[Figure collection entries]
-------
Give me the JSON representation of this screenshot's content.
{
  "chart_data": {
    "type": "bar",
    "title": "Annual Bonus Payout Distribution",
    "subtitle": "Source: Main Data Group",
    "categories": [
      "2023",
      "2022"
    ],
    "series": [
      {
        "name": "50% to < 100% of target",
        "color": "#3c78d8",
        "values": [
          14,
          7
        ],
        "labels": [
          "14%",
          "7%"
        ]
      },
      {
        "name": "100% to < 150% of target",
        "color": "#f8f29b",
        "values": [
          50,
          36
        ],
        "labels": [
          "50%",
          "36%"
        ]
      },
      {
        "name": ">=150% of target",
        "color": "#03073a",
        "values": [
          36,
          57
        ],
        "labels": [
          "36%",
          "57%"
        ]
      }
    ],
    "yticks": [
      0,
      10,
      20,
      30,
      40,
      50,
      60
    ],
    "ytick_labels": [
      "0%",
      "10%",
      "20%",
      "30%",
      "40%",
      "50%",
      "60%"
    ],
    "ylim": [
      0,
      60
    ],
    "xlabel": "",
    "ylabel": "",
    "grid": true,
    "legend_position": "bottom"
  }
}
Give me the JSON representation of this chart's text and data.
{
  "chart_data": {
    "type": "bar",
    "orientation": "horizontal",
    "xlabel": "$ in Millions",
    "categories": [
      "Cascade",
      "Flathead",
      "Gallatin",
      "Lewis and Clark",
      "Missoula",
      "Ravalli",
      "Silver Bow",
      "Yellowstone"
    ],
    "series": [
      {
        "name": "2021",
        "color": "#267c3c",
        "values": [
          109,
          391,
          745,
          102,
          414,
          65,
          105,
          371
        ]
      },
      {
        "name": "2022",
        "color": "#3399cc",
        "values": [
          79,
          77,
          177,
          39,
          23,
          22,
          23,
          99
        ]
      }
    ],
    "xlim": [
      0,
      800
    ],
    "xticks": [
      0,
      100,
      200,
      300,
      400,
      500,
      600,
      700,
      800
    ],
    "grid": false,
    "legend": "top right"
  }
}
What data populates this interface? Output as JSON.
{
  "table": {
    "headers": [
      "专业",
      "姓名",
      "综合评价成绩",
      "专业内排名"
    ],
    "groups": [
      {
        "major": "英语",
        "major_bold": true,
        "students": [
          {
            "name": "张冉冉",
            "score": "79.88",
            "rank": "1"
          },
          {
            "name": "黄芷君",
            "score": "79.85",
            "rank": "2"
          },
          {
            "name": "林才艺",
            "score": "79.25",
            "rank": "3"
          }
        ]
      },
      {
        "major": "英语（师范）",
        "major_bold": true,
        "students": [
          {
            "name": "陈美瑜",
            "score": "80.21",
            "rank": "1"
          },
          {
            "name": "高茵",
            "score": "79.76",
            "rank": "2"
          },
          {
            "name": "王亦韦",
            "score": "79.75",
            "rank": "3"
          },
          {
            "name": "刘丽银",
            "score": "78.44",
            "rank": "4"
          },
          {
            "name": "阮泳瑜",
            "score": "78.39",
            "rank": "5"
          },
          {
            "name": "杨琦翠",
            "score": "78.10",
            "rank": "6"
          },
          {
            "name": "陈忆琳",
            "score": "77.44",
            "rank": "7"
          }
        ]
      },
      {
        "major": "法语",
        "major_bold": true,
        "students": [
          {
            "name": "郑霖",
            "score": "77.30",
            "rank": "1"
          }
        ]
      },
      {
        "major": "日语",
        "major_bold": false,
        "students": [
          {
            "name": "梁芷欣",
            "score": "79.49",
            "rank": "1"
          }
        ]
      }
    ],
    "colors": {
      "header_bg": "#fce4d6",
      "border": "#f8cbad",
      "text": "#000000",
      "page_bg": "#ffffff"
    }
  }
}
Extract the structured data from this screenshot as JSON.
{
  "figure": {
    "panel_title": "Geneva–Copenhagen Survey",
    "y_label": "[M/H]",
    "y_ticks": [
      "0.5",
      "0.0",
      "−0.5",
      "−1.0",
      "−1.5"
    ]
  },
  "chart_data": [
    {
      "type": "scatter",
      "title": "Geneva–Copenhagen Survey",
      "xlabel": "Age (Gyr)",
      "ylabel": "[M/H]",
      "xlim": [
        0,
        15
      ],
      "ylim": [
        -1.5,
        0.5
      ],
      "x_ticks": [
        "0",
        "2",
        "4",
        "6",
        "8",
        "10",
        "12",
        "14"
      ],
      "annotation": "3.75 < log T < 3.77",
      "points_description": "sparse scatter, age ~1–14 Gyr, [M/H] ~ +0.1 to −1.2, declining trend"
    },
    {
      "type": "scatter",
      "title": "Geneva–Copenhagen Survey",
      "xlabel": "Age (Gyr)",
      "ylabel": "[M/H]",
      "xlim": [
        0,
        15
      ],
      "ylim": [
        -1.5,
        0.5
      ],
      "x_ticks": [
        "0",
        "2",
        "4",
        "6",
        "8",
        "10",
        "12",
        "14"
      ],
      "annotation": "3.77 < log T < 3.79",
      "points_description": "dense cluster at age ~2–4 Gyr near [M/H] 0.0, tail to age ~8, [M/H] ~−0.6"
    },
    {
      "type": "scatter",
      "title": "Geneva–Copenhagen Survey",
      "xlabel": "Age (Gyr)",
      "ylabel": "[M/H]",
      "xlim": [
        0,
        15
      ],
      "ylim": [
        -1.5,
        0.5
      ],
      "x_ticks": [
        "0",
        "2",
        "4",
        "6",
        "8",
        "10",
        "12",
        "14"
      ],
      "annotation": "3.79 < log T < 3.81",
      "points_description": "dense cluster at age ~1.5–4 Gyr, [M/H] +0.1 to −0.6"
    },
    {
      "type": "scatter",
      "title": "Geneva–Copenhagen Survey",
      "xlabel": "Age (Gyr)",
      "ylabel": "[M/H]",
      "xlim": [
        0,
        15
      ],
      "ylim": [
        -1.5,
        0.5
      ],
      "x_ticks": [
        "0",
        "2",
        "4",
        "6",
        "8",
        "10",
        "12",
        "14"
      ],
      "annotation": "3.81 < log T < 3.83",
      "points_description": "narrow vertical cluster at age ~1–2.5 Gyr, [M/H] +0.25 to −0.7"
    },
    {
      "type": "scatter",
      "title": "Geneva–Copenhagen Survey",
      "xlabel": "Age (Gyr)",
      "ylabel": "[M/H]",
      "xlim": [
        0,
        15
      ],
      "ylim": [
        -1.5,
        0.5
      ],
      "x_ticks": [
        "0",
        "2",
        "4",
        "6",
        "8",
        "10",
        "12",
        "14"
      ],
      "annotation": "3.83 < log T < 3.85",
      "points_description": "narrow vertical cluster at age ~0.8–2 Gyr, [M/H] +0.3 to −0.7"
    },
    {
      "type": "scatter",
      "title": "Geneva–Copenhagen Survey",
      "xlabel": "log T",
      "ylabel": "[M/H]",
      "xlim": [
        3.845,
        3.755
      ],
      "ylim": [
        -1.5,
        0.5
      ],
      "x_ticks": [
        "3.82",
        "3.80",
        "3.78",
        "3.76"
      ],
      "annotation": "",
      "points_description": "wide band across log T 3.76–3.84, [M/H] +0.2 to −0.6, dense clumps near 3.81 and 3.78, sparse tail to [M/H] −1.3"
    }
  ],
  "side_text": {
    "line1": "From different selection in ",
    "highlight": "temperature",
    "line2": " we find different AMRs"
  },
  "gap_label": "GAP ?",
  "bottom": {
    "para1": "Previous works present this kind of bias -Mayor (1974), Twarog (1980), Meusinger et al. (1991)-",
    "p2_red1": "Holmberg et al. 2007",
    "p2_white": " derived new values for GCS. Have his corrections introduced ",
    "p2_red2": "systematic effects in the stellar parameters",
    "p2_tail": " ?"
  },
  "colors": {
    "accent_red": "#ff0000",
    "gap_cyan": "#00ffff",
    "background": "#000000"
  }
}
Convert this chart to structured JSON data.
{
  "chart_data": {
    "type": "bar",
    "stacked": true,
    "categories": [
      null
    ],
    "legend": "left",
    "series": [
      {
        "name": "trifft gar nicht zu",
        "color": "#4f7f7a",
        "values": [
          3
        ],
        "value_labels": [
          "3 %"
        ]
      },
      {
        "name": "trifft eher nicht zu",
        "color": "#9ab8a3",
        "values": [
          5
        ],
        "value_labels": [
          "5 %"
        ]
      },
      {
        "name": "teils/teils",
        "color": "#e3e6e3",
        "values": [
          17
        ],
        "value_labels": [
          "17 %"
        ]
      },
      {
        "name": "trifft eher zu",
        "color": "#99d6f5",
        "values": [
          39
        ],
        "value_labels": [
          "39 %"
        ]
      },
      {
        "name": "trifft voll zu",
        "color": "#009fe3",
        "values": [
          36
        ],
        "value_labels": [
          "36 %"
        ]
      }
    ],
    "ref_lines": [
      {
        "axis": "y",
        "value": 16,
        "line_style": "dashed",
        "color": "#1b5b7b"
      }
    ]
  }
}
-------
What is expected> In the records above, how many lines contain the word "structured"? Give the number alone.

Answer for this exercise> 2